(Data excerpts)
-=-=-

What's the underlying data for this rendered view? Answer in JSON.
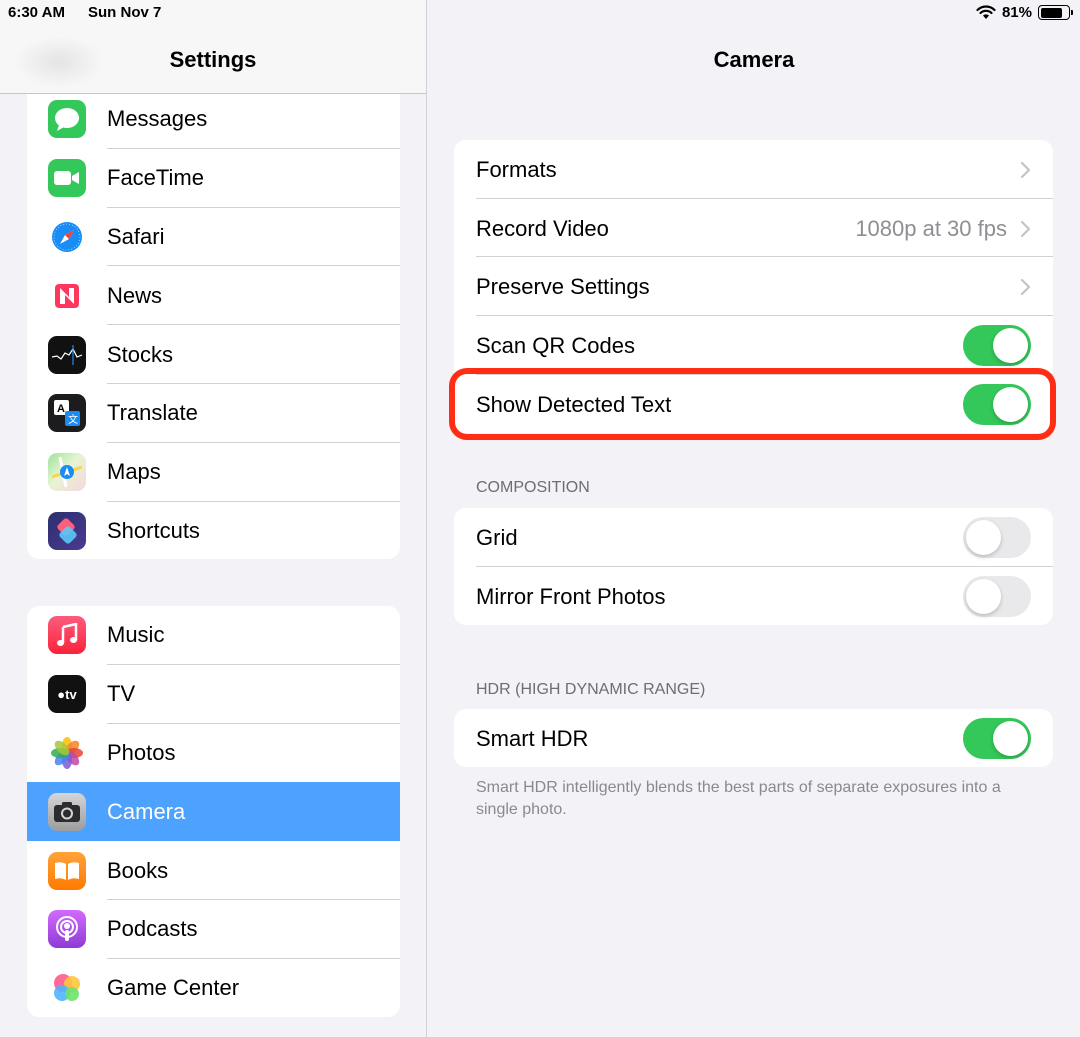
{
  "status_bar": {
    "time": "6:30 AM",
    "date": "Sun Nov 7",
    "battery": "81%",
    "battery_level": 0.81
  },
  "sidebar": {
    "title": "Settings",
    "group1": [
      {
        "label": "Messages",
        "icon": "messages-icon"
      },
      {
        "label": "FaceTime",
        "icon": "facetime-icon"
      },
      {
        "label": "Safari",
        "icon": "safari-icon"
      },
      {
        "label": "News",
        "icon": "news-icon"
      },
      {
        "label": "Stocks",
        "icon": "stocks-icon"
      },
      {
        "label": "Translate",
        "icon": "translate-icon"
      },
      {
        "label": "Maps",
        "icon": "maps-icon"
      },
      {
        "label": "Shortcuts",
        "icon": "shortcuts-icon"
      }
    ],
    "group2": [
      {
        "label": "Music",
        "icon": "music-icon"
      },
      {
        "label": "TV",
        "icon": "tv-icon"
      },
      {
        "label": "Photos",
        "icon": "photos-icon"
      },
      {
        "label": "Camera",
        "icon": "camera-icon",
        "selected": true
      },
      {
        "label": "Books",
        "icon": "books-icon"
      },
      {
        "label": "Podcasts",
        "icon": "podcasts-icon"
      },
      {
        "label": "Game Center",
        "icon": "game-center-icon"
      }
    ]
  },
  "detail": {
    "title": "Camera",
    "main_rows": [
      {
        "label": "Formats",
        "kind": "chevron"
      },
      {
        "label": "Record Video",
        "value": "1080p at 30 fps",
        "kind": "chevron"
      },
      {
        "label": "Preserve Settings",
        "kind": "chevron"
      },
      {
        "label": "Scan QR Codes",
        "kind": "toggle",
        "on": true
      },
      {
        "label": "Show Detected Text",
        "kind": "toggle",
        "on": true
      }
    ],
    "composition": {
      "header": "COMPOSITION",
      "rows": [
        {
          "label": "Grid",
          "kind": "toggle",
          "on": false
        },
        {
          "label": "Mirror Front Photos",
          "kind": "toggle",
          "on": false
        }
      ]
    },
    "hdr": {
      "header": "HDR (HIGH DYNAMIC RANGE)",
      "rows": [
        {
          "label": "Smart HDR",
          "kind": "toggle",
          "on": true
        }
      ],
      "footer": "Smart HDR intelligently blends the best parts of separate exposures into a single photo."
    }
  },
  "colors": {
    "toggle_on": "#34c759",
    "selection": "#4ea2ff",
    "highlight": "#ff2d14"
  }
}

-=-=-

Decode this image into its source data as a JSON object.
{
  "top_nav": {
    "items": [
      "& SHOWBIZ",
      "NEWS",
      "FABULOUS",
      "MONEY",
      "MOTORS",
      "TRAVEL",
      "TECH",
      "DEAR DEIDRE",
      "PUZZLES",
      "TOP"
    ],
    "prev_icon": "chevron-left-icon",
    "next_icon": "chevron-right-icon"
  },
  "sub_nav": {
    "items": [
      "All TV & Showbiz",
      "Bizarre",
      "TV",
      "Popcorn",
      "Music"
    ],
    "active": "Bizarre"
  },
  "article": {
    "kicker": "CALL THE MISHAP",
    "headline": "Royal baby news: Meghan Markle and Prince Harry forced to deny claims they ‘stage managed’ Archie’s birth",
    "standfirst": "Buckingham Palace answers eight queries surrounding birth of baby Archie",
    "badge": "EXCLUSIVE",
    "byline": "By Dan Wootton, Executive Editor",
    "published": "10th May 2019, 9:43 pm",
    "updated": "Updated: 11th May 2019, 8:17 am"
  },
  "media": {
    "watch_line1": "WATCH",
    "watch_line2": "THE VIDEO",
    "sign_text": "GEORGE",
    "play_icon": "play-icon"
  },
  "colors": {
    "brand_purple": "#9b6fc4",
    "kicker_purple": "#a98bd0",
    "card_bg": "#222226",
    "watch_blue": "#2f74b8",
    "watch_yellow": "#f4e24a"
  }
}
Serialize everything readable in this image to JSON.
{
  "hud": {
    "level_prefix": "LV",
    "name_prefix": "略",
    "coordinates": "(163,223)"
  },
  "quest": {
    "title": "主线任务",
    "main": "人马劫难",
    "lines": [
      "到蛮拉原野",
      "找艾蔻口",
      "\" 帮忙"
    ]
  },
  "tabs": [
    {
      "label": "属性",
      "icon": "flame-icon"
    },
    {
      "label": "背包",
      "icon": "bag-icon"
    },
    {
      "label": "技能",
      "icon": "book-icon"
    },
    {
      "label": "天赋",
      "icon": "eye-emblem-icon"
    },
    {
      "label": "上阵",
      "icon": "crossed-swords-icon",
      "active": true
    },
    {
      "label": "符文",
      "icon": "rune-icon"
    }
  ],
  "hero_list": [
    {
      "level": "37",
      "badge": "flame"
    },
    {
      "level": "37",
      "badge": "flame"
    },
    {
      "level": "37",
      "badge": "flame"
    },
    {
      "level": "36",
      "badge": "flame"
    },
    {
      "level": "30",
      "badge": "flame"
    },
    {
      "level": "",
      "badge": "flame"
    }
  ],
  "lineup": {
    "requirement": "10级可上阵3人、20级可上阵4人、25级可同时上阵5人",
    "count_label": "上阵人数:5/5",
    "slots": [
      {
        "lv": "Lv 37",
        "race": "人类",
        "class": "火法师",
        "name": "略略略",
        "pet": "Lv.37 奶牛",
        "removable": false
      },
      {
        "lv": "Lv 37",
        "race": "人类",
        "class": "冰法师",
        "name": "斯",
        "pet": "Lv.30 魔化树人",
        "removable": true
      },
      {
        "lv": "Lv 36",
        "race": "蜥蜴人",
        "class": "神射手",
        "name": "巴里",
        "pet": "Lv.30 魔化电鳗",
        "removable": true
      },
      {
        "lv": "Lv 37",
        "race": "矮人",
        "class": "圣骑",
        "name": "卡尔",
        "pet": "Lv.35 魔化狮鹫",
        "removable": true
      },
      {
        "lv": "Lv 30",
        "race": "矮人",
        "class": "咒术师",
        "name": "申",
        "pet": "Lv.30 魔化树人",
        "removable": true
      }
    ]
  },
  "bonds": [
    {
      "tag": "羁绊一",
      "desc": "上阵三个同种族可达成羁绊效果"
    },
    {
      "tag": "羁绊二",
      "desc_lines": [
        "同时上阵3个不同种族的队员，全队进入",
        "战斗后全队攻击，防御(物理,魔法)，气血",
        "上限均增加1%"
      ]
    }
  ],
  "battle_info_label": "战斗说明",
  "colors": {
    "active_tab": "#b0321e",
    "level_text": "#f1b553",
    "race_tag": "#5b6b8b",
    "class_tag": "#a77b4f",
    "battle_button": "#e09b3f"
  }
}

-=-=-

EXERCISE GOAL: Copy all lines from the material that contain "title".

FINISHED EXERCISE:
    "title": "Settings",
    "title": "Camera",
    "title": "主线任务",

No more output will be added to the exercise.